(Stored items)

════

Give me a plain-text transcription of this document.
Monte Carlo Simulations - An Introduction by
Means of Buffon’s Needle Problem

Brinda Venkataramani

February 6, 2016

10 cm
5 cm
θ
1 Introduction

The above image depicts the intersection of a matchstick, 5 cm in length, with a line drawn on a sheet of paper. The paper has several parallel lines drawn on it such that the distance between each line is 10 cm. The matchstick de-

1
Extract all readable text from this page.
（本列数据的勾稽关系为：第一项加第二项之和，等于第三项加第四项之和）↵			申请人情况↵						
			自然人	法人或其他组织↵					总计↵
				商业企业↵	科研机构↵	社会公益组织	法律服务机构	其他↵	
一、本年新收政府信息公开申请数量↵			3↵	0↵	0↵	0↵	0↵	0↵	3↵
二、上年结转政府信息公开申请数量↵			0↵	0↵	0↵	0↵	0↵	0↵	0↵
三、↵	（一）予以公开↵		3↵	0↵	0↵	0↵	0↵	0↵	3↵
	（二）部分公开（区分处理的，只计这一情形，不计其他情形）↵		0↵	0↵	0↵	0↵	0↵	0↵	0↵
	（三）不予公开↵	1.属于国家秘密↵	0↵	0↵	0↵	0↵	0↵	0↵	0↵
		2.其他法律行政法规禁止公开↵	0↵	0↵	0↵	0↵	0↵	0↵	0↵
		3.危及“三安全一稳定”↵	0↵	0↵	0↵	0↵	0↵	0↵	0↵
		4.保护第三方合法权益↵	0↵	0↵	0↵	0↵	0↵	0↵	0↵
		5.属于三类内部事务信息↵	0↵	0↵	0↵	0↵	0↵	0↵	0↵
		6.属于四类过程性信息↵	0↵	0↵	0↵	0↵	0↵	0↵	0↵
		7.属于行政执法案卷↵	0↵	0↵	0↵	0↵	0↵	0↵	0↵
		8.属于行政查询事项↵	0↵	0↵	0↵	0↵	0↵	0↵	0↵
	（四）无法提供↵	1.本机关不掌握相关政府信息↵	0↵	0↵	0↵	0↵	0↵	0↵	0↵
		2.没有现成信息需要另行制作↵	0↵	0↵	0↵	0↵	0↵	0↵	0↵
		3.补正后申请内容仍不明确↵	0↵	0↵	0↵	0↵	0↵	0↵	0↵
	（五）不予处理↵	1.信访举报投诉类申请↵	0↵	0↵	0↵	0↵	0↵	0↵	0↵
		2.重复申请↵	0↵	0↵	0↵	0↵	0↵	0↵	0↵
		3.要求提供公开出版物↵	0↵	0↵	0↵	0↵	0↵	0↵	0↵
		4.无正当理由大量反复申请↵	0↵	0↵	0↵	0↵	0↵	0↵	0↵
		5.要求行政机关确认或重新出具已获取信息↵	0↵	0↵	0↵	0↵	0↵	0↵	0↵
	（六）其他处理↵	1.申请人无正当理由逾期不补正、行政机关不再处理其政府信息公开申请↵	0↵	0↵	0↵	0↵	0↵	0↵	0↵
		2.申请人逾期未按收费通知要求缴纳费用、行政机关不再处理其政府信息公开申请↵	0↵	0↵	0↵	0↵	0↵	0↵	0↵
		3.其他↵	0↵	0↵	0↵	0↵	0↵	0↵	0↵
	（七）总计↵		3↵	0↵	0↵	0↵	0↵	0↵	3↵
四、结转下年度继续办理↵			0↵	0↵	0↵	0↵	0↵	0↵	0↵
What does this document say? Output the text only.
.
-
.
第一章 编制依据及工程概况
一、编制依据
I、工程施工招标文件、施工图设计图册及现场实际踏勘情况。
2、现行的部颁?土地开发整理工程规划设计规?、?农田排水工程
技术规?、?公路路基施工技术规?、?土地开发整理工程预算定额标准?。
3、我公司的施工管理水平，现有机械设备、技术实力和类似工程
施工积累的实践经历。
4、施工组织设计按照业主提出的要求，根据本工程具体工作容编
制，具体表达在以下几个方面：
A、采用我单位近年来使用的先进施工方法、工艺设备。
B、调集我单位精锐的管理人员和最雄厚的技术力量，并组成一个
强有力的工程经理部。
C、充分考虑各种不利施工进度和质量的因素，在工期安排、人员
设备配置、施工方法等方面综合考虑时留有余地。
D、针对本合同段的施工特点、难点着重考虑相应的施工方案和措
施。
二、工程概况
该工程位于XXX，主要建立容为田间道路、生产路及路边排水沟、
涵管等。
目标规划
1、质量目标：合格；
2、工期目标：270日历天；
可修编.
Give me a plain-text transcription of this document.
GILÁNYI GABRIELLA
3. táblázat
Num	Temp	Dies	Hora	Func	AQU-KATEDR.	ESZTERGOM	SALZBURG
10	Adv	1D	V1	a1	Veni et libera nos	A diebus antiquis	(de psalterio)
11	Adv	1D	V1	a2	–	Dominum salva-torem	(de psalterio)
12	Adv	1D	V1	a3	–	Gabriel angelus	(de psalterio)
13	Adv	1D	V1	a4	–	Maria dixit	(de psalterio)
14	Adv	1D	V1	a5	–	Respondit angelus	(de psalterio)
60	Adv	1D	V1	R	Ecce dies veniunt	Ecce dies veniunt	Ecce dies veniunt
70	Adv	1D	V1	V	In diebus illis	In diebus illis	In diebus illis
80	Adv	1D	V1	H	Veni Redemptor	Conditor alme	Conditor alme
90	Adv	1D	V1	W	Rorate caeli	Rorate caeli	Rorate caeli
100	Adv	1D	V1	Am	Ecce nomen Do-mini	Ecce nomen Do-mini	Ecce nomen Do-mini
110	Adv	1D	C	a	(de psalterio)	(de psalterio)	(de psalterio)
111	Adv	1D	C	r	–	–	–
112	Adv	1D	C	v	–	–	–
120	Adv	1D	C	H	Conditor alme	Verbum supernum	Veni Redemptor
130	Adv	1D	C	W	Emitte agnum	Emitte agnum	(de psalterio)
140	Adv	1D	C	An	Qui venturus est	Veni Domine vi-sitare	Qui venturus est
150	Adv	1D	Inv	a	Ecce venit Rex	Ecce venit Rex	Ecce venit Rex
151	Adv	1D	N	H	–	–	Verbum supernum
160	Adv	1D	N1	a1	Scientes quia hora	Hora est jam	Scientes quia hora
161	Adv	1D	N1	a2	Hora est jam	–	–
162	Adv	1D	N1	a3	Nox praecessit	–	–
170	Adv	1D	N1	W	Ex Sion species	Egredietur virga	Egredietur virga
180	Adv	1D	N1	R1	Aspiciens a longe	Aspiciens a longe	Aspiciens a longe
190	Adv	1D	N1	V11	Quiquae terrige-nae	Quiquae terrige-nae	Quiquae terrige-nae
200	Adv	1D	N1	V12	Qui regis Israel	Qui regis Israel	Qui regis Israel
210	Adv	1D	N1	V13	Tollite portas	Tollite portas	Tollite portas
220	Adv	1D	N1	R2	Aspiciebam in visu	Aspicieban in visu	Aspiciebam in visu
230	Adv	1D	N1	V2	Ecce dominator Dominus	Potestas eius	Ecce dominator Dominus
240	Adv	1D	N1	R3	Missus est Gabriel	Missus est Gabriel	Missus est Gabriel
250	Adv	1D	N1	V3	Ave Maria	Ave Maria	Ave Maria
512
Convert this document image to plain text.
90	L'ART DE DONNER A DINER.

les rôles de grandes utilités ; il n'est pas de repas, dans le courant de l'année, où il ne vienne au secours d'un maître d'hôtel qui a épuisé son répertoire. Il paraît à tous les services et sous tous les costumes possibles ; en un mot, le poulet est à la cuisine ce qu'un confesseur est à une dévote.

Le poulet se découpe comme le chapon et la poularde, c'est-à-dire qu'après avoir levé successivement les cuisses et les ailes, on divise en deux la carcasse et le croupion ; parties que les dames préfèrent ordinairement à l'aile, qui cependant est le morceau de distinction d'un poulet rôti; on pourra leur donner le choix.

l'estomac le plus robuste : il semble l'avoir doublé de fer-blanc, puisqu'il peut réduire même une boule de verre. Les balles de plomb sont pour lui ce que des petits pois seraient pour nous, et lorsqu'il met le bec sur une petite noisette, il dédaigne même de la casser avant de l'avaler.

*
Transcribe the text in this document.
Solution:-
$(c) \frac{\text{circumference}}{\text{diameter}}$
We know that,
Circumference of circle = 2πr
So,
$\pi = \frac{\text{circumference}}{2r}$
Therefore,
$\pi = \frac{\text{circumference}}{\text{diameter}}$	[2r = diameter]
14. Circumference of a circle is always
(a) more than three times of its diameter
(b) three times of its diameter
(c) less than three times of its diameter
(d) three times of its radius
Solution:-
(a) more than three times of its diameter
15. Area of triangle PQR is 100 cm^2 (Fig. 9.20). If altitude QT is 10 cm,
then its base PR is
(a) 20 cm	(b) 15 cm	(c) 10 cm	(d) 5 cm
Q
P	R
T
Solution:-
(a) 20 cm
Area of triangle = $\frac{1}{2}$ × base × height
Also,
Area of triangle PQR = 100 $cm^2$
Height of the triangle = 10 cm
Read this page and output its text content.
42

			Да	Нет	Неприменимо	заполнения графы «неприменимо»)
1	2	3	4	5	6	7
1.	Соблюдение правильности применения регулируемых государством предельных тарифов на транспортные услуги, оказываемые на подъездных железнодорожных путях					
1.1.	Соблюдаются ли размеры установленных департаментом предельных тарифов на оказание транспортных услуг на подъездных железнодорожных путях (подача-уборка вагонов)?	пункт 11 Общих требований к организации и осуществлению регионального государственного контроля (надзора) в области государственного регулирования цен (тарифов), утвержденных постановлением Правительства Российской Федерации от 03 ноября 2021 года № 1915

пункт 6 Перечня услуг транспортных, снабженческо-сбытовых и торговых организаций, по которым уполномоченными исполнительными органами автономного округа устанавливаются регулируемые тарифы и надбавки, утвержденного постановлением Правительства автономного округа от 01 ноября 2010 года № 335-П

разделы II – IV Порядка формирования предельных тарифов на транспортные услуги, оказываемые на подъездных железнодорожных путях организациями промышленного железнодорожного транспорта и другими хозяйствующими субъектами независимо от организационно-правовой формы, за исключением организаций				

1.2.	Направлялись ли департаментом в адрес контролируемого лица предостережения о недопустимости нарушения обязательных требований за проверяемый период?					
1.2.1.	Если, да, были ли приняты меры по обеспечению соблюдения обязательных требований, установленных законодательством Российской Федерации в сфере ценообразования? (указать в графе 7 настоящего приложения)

════

Set task: Track down all lines above with the string "text" and copy them.

Correct output:
Give me a plain-text transcription of this document.
Extract all readable text from this page.
What does this document say? Output the text only.
Give me a plain-text transcription of this document.
Convert this document image to plain text.
Transcribe the text in this document.
$(c) \frac{\text{circumference}}{\text{diameter}}$
$\pi = \frac{\text{circumference}}{2r}$
$\pi = \frac{\text{circumference}}{\text{diameter}}$	[2r = diameter]
Read this page and output its text content.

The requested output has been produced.